**What the task requires:**
Report the number of lines that hold the string "color". Leave out any other text.

**Data entries for graphics:**
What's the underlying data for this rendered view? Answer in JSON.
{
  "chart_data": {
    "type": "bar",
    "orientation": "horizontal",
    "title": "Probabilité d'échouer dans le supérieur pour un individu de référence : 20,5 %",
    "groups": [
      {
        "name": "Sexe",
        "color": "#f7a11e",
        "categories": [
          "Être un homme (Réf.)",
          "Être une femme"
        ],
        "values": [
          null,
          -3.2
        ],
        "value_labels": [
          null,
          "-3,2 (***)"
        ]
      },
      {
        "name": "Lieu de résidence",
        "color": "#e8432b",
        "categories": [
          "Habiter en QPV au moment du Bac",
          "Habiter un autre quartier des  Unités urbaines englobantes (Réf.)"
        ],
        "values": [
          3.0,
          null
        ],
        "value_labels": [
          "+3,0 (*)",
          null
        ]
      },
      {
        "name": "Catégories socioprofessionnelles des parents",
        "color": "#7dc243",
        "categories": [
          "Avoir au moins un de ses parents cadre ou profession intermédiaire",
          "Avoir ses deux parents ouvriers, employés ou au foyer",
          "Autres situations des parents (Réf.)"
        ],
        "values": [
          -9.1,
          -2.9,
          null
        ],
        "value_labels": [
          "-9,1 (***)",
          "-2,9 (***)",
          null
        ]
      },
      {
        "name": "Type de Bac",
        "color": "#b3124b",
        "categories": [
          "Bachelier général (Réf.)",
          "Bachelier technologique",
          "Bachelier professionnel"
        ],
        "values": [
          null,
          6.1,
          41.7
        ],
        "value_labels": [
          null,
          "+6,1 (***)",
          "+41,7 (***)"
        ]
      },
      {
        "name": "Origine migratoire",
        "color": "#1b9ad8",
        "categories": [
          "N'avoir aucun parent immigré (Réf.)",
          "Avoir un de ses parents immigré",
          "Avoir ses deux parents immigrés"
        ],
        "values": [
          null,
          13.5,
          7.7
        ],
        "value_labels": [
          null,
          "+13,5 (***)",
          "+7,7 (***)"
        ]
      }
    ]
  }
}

---

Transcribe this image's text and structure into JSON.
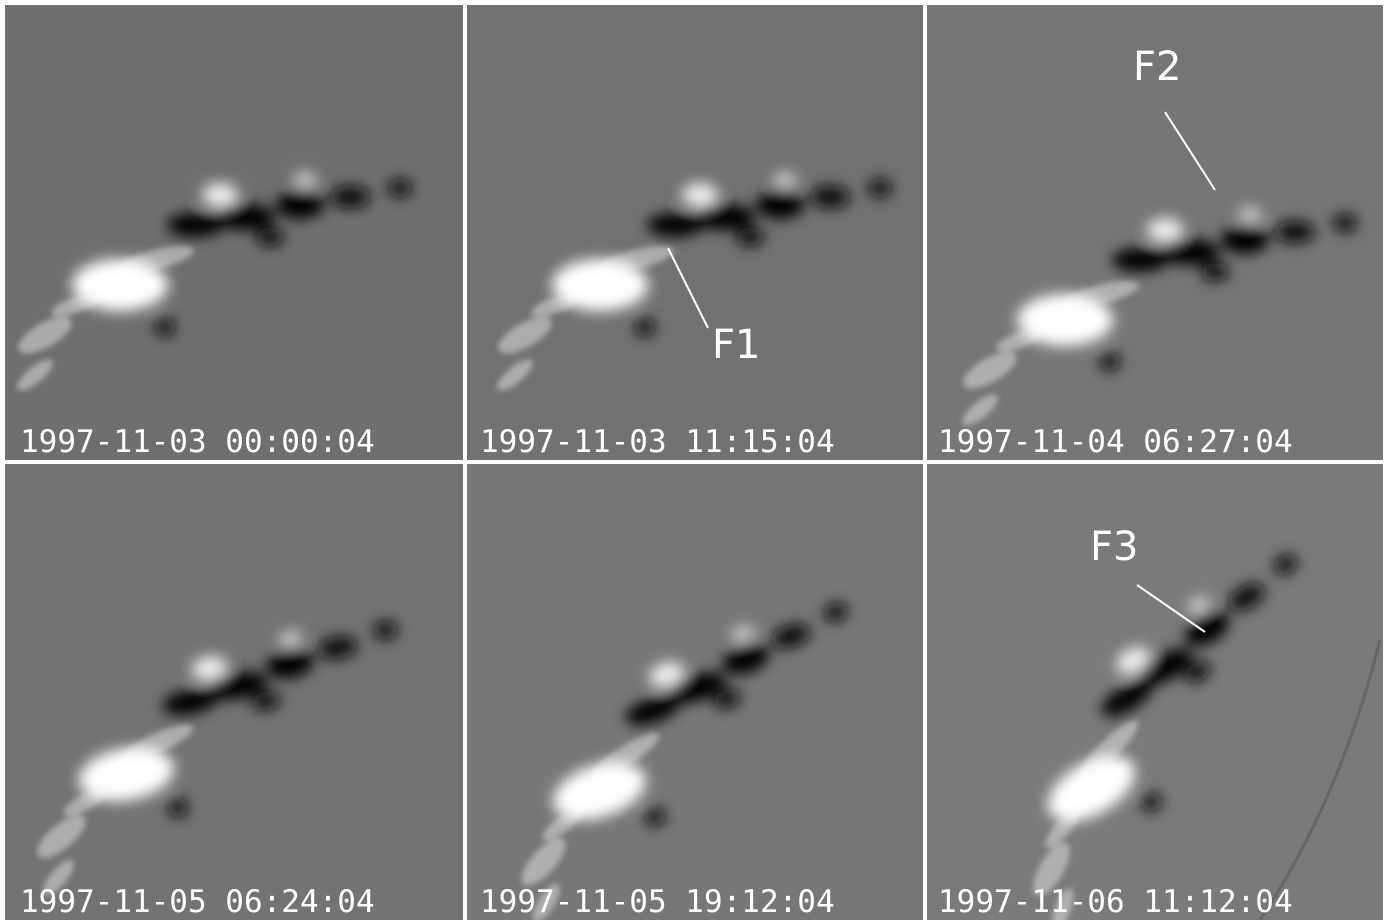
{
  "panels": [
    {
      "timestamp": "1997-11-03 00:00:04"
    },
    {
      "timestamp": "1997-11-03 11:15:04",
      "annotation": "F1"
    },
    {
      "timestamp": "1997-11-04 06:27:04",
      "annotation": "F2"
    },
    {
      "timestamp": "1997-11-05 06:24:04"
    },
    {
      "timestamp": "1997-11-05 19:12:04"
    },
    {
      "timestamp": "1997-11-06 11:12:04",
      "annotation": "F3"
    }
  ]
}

**Exercise response:**
5